[Extract to read — start]
Near real-time search

Near real-time (NRT) means an indexed document becomes searchable a short, bounded time after it is written — by default about one second — rather than instantly.

Why it matters

This is the trade that makes Elasticsearch fast: by buffering writes and only periodically exposing them, the engine avoids per-document index commits and amortizes work into segment creation. The catch is no read-after-write guarantee — a doc you just PUT may not appear in the next search. Knowing the refresh model prevents a whole class of “my data isn’t there… oh, it just showed up” bugs.

How it works

A document is durable immediately but visible only after a refresh.

  • Indexed — doc is written to the in-memory buffer and the translog (durable on disk).
  • Refresh — every [[force-merge-refresh-interval|refresh_interval]] (default 1s), the buffer is turned into a new searchable segment; only now can a query find the doc.
  • Force visibility?refresh=true (do the refresh now) or ?refresh=wait_for (block until the next scheduled one) make a single write searchable on return.
MechanismLatencyCost
Default (1s)≤ ~1s to visibleCheap; batches writes
?refresh=wait_forUntil next refreshNo extra segment; request blocks
?refresh=trueImmediateForces a segment now — expensive at volume

Example

PUT /orders/_doc/1 { "total": 50 }
GET /orders/_search { "query": { "match_all": {} } }   # may return 0 hits!

PUT /orders/_doc/2?refresh=wait_for { "total": 75 }     # returns after refresh
GET /orders/_search → now sees doc 2 (and doc 1)

A GET /orders/_doc/1 by ID does return immediately — direct ID gets read the translog, so they aren’t subject to refresh delay; only search is.

Pitfalls

  • ?refresh=true in a hot write path — forcing a refresh per request creates tiny segments and tanks throughput; prefer wait_for or just tolerate ~1s.
  • Tests asserting immediately after index — flakey unless you refresh; in tests use ?refresh=true, never in bulk production loads.
  • Confusing durability with visibility — a crash won’t lose an un-refreshed doc (translog covers it), but a search still won’t see it until refresh; the two guarantees are separate.
[Extract to read — finish]
## Instructions for the task:
Please repeat the part of the near real-time search text that begins at "Why it matters" and ends after "after a refresh.", replacing "refresh model" with "refresh cycle". The lines after this have nothing to do with the text.
[Information supplied — start]
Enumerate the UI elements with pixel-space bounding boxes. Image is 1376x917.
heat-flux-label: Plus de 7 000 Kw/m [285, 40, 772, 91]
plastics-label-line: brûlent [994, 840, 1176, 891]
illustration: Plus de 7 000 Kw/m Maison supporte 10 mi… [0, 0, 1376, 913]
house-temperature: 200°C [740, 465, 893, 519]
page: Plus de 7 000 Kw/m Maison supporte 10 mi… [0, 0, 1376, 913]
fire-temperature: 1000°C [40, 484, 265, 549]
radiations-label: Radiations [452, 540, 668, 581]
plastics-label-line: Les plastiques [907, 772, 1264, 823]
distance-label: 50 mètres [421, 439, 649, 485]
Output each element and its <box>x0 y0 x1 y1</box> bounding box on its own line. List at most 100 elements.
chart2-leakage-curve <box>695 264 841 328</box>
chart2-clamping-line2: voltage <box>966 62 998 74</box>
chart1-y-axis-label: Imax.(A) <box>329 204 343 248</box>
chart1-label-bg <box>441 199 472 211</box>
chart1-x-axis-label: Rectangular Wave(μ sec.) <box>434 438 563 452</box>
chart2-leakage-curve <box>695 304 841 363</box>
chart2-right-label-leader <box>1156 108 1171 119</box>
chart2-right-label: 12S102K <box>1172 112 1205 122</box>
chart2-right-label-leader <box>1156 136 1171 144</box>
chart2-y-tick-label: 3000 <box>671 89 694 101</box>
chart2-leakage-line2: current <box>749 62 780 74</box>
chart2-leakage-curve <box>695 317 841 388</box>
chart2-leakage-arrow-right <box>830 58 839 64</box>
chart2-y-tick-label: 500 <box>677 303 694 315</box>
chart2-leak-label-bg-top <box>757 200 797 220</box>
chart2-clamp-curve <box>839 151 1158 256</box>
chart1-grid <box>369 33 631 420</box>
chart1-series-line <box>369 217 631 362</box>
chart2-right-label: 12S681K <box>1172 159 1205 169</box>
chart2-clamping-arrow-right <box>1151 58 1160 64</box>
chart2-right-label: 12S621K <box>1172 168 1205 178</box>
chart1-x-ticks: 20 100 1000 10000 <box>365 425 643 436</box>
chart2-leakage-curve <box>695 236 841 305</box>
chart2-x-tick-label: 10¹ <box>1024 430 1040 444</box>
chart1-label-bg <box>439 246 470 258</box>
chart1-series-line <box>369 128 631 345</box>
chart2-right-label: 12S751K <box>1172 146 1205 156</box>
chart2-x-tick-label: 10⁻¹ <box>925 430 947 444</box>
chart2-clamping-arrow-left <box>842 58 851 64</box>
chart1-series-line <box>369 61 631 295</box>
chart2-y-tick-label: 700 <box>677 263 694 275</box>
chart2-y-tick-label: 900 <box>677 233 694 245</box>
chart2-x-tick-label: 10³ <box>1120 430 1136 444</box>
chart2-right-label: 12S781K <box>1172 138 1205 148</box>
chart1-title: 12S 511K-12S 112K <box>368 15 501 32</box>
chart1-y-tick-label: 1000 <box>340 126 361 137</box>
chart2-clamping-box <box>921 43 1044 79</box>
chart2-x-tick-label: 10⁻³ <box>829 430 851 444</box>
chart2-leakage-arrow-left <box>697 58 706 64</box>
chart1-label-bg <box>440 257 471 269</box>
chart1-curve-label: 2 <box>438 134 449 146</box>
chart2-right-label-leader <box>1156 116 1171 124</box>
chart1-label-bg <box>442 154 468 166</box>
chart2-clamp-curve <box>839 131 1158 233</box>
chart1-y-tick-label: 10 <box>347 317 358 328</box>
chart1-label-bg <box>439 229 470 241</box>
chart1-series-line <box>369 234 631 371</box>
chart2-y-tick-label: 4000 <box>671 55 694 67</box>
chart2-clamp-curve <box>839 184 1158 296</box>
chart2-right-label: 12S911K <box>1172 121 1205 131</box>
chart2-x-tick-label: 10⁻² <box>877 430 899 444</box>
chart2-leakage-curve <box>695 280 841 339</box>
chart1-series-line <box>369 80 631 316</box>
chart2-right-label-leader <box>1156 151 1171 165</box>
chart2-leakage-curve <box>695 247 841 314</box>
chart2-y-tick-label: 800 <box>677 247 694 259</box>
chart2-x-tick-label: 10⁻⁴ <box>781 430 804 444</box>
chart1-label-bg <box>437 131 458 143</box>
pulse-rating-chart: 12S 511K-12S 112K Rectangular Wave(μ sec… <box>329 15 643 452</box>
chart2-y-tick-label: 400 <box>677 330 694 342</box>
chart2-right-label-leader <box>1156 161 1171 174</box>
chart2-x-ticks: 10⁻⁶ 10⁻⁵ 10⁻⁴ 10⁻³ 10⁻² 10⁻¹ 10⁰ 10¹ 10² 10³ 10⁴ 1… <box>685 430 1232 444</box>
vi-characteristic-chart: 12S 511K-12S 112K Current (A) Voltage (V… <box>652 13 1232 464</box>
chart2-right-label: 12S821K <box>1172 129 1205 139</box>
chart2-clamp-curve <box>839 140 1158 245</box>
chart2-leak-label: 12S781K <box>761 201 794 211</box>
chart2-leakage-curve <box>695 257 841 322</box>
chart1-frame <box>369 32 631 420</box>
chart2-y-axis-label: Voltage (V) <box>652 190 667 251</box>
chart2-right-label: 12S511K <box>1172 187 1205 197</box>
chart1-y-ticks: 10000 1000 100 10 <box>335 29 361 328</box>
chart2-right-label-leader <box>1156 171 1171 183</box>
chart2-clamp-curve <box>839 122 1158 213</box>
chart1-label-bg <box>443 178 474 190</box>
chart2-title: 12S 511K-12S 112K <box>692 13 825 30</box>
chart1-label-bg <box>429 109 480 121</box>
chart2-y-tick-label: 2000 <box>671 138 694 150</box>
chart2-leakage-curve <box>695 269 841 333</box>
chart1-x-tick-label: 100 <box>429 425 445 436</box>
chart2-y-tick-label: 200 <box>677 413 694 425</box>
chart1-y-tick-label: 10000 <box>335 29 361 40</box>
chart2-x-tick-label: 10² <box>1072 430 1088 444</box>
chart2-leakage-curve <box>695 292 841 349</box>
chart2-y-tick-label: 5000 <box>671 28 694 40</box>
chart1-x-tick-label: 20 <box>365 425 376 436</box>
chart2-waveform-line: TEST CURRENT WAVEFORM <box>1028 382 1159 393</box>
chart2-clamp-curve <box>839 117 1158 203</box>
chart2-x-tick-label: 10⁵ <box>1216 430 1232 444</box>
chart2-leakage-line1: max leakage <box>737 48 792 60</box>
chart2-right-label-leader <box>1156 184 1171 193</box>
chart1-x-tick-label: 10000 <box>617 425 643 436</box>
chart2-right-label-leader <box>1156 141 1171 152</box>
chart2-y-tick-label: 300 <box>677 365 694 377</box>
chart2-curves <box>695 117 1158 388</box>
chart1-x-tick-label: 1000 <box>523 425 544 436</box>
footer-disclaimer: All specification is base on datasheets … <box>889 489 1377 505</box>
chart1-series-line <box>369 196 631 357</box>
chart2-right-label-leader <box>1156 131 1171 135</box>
[Information supplied — finish]
## Written answer:
Why it matters

This is the trade that makes Elasticsearch fast: by buffering writes and only periodically exposing them, the engine avoids per-document index commits and amortizes work into segment creation. The catch is no read-after-write guarantee — a doc you just PUT may not appear in the next search. Knowing the refresh cycle prevents a whole class of “my data isn’t there… oh, it just showed up” bugs.

How it works

A document is durable immediately but visible only after a refresh.